The participants are then asked to spend 40 minutes writing a quick song of their own (usually one-line in length) that they can teach to the group.  We invite them to use any of the sample texts on the wall or use a text of their own choosing.

Judging by the quality of the songs that are brought back to the group by even first-time songwriters, this method works.  We hear songs that have a sense of melodic shape (whether or not it returns home or not), melodic leaps, dissonance, and syncopation.  Most of the songs include several of these elements.  The participants are surprised to find how capable they are of doing something that many of them had never even thought of attempting.  They are also surprised by what their fellow participants come up with.

All of it attests to the insights of Terry, Meisner, Jones, and other master creators who have paid attention to the process of learning.

Thank you for reading.

Creative Process Part 3 supplement — Teaching Song Leaders

Jazz vocalist and Music That Makes Community presenter Chanda Rule leading paperless singing through voice and gesture.  Image via .

Jazz vocalist and Music That Makes Community presenter Chanda Rule leading paperless singing through voice and gesture.  Image via


Yesterday, we saw a demonstration from one of the giants in the field of modern dance, Bill T. Jones, in which he revealed his process for taking a dance phrase and allowing his feeling to find its way into the performance. 

Phase 1 — Perform the dance phrase

Phase 2 — Perform the phrase as if teaching a class, as clearly as possible with detailed verbal description.

Phase 3 — While keeping the movement as accurate as possible, perform the phrase while saying whatever you are thinking or feeling.

Phase 4 — Perform the phrase while saying whatever you are thinking or feeling, but now what you say and feel affects your movement, and your movement affects what you are thinking and saying.

He gets to his destination in graduated steps.  Each step adds a task, but the leap from step to step never feels too great.  His process is mindful of the cognitive demands necessary at each step.  (If you look at the video, note the distance his imagination has traveled from the beginning to the end of this process.)

◆ Stated goal 1 ◆
From the text on teaching song leaders, extract everything from "Phase 2 — Perform" down to "thinking or feeling.".
The text and the records have no connection to each other.

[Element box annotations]
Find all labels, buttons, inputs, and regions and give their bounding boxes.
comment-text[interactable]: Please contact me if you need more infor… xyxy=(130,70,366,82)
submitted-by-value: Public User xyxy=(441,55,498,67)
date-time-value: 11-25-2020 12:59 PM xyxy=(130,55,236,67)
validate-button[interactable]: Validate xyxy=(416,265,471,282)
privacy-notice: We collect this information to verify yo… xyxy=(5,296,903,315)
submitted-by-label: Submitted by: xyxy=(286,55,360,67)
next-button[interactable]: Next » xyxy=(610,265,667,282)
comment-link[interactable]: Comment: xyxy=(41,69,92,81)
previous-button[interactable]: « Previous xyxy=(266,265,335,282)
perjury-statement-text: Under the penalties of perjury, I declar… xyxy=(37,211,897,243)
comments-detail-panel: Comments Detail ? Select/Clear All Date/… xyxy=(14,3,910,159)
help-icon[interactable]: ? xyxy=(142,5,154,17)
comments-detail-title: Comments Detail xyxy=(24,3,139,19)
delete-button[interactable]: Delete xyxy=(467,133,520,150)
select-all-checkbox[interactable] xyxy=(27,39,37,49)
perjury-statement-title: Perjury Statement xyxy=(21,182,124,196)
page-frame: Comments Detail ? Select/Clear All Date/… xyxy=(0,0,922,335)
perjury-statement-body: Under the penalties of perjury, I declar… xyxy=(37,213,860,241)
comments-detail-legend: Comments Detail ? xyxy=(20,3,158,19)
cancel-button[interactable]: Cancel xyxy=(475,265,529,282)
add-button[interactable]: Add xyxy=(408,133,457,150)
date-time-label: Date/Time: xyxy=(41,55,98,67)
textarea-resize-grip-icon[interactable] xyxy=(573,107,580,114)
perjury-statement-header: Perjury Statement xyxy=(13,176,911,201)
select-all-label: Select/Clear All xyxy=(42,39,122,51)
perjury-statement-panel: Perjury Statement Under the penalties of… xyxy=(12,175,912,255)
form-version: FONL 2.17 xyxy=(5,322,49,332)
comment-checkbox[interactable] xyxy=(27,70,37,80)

◆ Stated goal 2 ◆
Copy the records from their very start down to the line containing "perjury-statement-text: Under the", including that line.

◆ Complete output 1 ◆
Phase 2 — Perform the phrase as if teaching a class, as clearly as possible with detailed verbal description.

Phase 3 — While keeping the movement as accurate as possible, perform the phrase while saying whatever you are thinking or feeling.

◆ Complete output 2 ◆
Find all labels, buttons, inputs, and regions and give their bounding boxes.
comment-text[interactable]: Please contact me if you need more infor… xyxy=(130,70,366,82)
submitted-by-value: Public User xyxy=(441,55,498,67)
date-time-value: 11-25-2020 12:59 PM xyxy=(130,55,236,67)
validate-button[interactable]: Validate xyxy=(416,265,471,282)
privacy-notice: We collect this information to verify yo… xyxy=(5,296,903,315)
submitted-by-label: Submitted by: xyxy=(286,55,360,67)
next-button[interactable]: Next » xyxy=(610,265,667,282)
comment-link[interactable]: Comment: xyxy=(41,69,92,81)
previous-button[interactable]: « Previous xyxy=(266,265,335,282)
perjury-statement-text: Under the penalties of perjury, I declar… xyxy=(37,211,897,243)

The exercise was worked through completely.